_TASK INSTRUCTIONS_
What lines of the data include the string "icon"? Copy them all.

_INPUT MATERIAL_
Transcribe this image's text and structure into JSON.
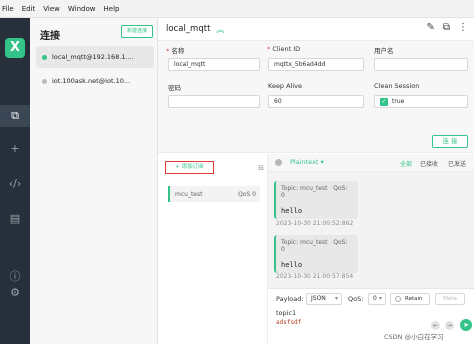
{
  "menubar": {
    "items": [
      "File",
      "Edit",
      "View",
      "Window",
      "Help"
    ]
  },
  "rail": {
    "logo": "X"
  },
  "connections": {
    "title": "连接",
    "new_button": "新建连接",
    "items": [
      {
        "label": "local_mqtt@192.168.1....",
        "status_color": "#34c388"
      },
      {
        "label": "iot.100ask.net@iot.10...",
        "status_color": "#bbbbbb"
      }
    ]
  },
  "header": {
    "name": "local_mqtt",
    "chevron": "︽"
  },
  "form": {
    "name_label": "名称",
    "name_value": "local_mqtt",
    "clientid_label": "Client ID",
    "clientid_value": "mqttx_5b6ad4dd",
    "username_label": "用户名",
    "password_label": "密码",
    "keepalive_label": "Keep Alive",
    "keepalive_value": "60",
    "cleansession_label": "Clean Session",
    "cleansession_value": "true",
    "connect_button": "连 接"
  },
  "subscriptions": {
    "add_button": "+ 添加订阅",
    "items": [
      {
        "topic": "mcu_test",
        "qos": "QoS 0"
      }
    ]
  },
  "messages": {
    "payload_type": "Plaintext",
    "filters": [
      "全部",
      "已接收",
      "已发送"
    ],
    "items": [
      {
        "topic": "Topic: mcu_test",
        "qos": "QoS: 0",
        "payload": "hello",
        "time": "2023-10-30 21:00:52:862"
      },
      {
        "topic": "Topic: mcu_test",
        "qos": "QoS: 0",
        "payload": "hello",
        "time": "2023-10-30 21:00:57:854"
      }
    ]
  },
  "composer": {
    "payload_label": "Payload:",
    "format": "JSON",
    "qos_label": "QoS:",
    "qos_value": "0",
    "retain_label": "Retain",
    "meta_label": "Meta",
    "topic_value": "topic1",
    "payload_value": "adsfsdf"
  },
  "watermark": "CSDN @小白在学习"
}
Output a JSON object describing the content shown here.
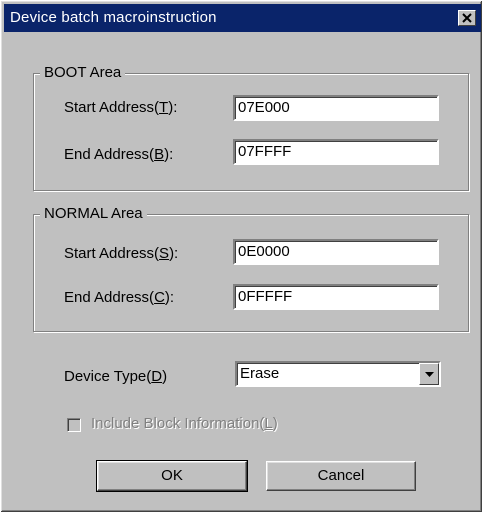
{
  "window": {
    "title": "Device batch macroinstruction"
  },
  "boot_area": {
    "legend": "BOOT Area",
    "start_label": "Start Address(",
    "start_key": "T",
    "start_value": "07E000",
    "end_label": "End Address(",
    "end_key": "B",
    "end_value": "07FFFF"
  },
  "normal_area": {
    "legend": "NORMAL Area",
    "start_label": "Start Address(",
    "start_key": "S",
    "start_value": "0E0000",
    "end_label": "End Address(",
    "end_key": "C",
    "end_value": "0FFFFF"
  },
  "device_type": {
    "label": "Device Type(",
    "key": "D",
    "value": "Erase"
  },
  "include_block": {
    "label": "Include Block Information(",
    "key": "L",
    "checked": false,
    "enabled": false
  },
  "buttons": {
    "ok": "OK",
    "cancel": "Cancel"
  },
  "label_suffix": "):",
  "label_suffix_plain": ")"
}
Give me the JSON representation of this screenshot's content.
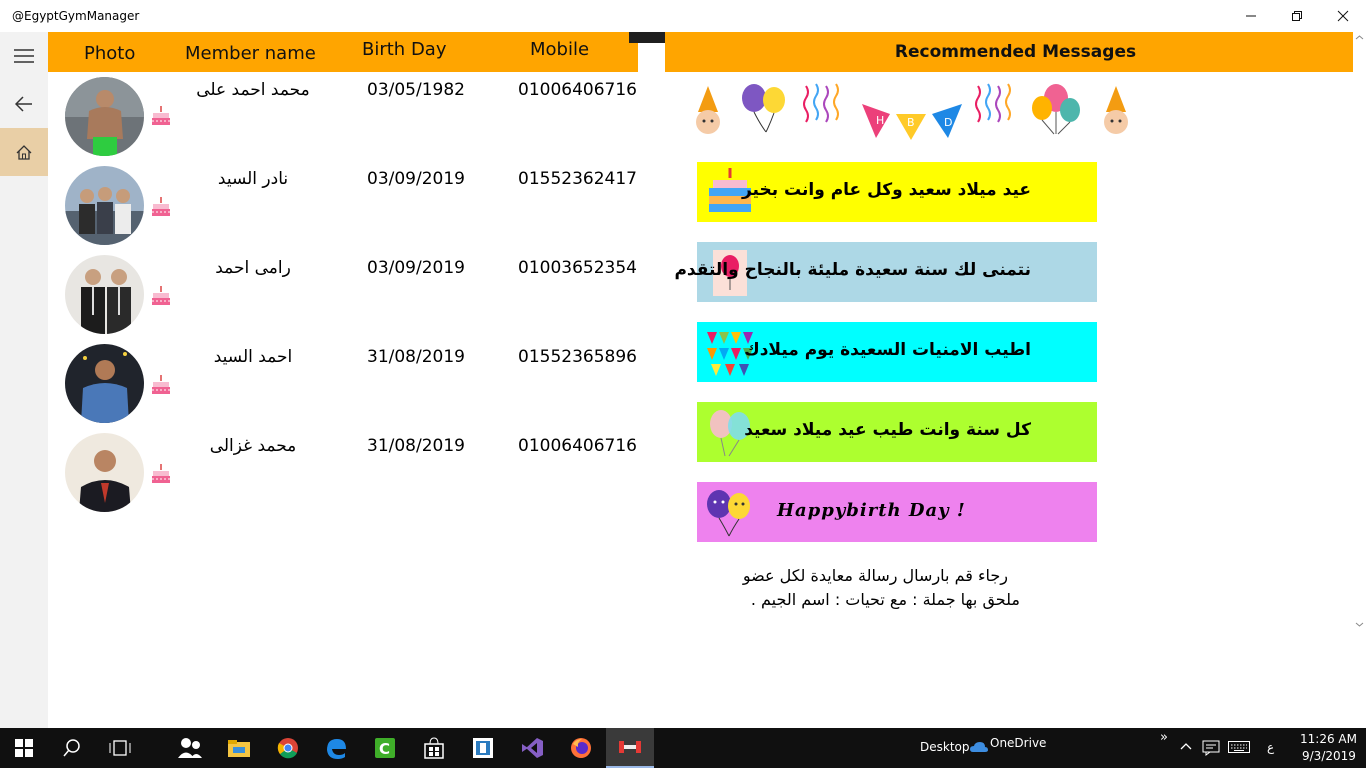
{
  "window": {
    "title": "@EgyptGymManager"
  },
  "table": {
    "headers": {
      "photo": "Photo",
      "name": "Member name",
      "birthday": "Birth Day",
      "mobile": "Mobile"
    },
    "rows": [
      {
        "name": "محمد احمد على",
        "birthday": "03/05/1982",
        "mobile": "01006406716"
      },
      {
        "name": "نادر السيد",
        "birthday": "03/09/2019",
        "mobile": "01552362417"
      },
      {
        "name": "رامى احمد",
        "birthday": "03/09/2019",
        "mobile": "01003652354"
      },
      {
        "name": "احمد السيد",
        "birthday": "31/08/2019",
        "mobile": "01552365896"
      },
      {
        "name": "محمد غزالى",
        "birthday": "31/08/2019",
        "mobile": "01006406716"
      }
    ]
  },
  "messages": {
    "header": "Recommended Messages",
    "banner_letters": [
      "H",
      "B",
      "D"
    ],
    "items": [
      {
        "text": "عيد ميلاد سعيد وكل عام وانت بخير",
        "bg": "#ffff00",
        "icon": "cake-icon"
      },
      {
        "text": "نتمنى لك سنة سعيدة مليئة بالنجاح والتقدم",
        "bg": "#add8e6",
        "icon": "balloon-card-icon"
      },
      {
        "text": "اطيب الامنيات السعيدة يوم ميلادك",
        "bg": "#00ffff",
        "icon": "bunting-icon"
      },
      {
        "text": "كل سنة وانت طيب عيد ميلاد سعيد",
        "bg": "#adff2f",
        "icon": "balloons-icon"
      },
      {
        "text": "Happybirth Day  !",
        "bg": "#ee82ee",
        "icon": "smiley-balloons-icon"
      }
    ],
    "note_line1": "رجاء قم بارسال رسالة معايدة لكل عضو",
    "note_line2": "ملحق بها جملة : مع تحيات : اسم الجيم ."
  },
  "taskbar": {
    "desktop_label": "Desktop",
    "onedrive_label": "OneDrive",
    "input_indicator": "ع",
    "time": "11:26 AM",
    "date": "9/3/2019",
    "chevron": "»"
  },
  "colors": {
    "accent": "#ffa500",
    "nav_active": "#e9cfa6"
  }
}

_WORKED ANSWER_
        "icon": "cake-icon"
        "icon": "balloon-card-icon"
        "icon": "bunting-icon"
        "icon": "balloons-icon"
        "icon": "smiley-balloons-icon"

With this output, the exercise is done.